Material for the task:
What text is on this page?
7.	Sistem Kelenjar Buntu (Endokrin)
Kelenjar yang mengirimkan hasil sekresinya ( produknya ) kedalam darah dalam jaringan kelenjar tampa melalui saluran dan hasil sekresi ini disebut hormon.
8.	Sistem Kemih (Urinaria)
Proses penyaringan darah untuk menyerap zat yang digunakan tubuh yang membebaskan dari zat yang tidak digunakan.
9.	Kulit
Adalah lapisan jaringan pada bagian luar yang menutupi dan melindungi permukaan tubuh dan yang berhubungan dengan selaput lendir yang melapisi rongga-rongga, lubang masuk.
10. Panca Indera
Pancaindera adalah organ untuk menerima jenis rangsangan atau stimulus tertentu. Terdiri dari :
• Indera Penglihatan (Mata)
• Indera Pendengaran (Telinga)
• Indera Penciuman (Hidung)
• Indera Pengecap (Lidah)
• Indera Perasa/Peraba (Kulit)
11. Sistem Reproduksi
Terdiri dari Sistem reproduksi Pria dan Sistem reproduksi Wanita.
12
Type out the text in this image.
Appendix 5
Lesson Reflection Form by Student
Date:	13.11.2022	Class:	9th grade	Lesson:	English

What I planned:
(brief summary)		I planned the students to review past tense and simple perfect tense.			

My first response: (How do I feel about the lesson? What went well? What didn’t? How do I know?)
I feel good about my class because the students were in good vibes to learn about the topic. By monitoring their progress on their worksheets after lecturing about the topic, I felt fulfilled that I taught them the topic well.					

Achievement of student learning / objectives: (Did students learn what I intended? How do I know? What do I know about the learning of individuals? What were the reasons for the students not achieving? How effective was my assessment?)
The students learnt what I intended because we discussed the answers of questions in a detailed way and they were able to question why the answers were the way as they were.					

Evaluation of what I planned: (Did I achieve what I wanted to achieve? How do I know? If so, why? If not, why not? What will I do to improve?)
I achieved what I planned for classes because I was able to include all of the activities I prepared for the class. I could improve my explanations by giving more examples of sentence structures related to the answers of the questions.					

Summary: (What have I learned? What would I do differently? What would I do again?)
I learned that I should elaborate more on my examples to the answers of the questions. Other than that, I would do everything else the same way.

Exercise prompt: For this exercise, gather every line of the data that contains the word "Sistem".

Final answer:
7.	Sistem Kelenjar Buntu (Endokrin)
8.	Sistem Kemih (Urinaria)
11. Sistem Reproduksi
Terdiri dari Sistem reproduksi Pria dan Sistem reproduksi Wanita.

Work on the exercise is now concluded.